» **SET EXERCISE**:
Answer with one number: how many lines hold "ricambi".

Records contained in a dataset:
::::

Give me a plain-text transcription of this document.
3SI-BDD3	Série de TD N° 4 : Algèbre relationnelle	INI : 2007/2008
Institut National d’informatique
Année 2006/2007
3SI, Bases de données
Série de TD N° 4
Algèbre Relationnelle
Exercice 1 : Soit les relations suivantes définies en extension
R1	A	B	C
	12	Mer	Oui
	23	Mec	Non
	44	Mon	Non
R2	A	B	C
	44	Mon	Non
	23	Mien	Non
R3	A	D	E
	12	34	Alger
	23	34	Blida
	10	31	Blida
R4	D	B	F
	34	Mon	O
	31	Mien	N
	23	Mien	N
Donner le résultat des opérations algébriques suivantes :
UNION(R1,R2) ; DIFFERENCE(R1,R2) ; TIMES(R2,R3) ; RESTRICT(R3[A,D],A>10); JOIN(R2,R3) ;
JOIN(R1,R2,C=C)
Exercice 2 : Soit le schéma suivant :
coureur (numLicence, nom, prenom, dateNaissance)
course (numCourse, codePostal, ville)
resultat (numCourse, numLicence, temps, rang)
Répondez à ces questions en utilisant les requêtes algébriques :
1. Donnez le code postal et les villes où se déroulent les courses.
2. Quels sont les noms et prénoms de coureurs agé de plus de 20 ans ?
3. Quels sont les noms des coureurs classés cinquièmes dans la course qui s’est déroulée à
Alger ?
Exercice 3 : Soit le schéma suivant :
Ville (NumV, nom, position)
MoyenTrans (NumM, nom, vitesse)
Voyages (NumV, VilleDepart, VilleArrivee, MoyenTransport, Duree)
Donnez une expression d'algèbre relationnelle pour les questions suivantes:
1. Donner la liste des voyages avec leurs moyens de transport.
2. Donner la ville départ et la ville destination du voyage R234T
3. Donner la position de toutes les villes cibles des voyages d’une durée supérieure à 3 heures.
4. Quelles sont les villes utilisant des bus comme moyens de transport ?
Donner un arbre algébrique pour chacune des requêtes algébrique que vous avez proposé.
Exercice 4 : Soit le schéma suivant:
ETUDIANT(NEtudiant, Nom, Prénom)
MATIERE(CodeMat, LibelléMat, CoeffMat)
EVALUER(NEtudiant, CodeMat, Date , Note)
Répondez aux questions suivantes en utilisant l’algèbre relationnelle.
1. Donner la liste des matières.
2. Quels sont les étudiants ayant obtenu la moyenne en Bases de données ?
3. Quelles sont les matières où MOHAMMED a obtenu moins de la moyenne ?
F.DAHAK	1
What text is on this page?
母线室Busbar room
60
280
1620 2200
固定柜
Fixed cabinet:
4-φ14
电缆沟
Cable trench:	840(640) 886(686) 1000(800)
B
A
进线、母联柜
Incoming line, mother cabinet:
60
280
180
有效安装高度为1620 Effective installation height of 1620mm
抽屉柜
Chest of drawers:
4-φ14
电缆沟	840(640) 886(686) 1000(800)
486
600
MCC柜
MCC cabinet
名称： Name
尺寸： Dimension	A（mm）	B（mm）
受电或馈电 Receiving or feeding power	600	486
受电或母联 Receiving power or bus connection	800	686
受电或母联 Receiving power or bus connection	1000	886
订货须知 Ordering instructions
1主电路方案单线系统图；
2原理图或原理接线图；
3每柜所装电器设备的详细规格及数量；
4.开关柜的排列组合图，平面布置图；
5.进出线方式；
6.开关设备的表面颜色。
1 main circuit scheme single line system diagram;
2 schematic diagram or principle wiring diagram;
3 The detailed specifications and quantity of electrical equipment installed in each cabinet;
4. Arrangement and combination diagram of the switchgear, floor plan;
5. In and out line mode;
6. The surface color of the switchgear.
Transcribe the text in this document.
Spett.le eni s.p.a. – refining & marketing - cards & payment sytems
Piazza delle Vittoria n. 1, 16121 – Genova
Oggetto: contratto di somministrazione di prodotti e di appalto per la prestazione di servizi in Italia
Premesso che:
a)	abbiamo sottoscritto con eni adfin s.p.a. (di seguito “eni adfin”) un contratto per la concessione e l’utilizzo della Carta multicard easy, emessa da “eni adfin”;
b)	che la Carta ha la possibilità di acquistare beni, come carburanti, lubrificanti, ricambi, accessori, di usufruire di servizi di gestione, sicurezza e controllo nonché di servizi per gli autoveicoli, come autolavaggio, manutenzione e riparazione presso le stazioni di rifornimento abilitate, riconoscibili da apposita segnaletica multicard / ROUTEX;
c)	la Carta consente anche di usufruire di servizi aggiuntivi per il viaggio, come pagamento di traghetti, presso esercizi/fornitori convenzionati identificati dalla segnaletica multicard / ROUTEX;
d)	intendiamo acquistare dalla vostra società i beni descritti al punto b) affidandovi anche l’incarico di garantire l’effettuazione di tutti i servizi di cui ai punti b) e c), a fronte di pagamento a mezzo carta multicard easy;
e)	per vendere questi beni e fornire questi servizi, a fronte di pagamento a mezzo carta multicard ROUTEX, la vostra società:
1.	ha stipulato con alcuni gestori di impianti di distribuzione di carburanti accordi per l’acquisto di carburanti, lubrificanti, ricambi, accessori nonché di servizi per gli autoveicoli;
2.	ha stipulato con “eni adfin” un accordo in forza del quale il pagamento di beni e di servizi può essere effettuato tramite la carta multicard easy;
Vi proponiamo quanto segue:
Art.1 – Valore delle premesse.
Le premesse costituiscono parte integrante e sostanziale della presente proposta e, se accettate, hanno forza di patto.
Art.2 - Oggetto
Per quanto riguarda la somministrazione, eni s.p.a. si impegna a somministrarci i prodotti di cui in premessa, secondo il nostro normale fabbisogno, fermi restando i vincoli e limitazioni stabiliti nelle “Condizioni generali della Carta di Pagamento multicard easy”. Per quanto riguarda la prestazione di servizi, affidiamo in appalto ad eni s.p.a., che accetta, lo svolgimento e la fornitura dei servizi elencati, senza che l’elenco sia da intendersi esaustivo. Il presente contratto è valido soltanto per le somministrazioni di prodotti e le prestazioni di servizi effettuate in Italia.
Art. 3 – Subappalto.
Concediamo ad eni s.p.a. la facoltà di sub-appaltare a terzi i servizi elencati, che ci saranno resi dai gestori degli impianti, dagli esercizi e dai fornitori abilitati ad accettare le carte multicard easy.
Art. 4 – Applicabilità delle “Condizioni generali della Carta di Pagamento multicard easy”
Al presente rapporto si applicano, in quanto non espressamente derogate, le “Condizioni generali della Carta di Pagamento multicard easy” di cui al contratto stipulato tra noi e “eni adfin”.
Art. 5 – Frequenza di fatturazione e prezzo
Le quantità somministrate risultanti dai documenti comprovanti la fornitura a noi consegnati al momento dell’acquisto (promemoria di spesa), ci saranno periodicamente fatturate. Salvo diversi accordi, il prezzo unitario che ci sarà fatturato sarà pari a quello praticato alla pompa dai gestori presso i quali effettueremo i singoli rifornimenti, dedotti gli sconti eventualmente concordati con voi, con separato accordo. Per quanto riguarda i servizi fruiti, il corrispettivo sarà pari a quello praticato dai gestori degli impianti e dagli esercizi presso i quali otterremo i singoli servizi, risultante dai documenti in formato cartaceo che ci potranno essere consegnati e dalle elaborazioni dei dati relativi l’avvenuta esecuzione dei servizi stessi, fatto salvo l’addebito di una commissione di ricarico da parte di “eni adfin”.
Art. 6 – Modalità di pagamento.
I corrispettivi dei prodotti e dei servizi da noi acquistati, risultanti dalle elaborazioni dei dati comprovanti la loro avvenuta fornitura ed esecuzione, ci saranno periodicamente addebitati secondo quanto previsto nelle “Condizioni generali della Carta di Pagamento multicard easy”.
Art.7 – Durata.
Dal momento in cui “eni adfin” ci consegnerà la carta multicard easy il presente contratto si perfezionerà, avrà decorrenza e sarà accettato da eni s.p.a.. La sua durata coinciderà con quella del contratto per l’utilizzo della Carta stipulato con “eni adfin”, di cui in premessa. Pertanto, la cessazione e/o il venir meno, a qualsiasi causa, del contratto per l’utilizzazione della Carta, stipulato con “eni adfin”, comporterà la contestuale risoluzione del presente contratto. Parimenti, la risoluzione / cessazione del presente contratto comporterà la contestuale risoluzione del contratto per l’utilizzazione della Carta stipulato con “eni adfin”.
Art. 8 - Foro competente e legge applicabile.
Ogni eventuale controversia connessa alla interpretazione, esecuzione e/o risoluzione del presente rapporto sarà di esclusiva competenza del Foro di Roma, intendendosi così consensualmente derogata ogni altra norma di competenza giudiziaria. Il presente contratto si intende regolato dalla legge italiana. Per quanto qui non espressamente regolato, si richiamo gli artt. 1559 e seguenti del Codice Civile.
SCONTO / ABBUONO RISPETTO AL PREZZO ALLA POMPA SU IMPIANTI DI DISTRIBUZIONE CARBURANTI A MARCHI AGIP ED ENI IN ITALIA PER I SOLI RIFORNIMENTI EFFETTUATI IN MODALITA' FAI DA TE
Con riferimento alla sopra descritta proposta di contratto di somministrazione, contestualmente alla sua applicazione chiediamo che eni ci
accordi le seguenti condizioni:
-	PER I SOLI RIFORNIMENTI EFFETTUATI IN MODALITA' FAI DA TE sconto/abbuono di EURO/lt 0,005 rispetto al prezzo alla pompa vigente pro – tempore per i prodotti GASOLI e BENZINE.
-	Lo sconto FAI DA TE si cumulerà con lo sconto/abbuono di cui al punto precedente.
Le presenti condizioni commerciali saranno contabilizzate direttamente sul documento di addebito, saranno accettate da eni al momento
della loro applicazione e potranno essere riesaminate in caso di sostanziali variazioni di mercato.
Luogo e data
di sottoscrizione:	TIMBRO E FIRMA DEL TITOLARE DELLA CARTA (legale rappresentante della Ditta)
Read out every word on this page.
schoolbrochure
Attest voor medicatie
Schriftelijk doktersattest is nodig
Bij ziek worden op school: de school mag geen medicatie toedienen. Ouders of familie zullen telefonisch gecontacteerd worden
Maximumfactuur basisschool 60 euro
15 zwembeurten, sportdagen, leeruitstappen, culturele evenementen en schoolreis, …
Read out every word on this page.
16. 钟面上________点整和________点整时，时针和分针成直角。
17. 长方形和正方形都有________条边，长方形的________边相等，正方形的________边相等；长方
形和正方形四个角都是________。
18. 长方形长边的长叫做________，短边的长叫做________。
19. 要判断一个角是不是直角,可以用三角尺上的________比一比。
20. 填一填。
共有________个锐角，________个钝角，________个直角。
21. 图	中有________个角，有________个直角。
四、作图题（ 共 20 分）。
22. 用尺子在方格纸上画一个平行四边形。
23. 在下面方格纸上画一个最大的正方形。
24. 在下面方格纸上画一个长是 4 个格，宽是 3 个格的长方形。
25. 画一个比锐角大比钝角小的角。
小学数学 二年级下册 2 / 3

::::

» **RESULT**:
2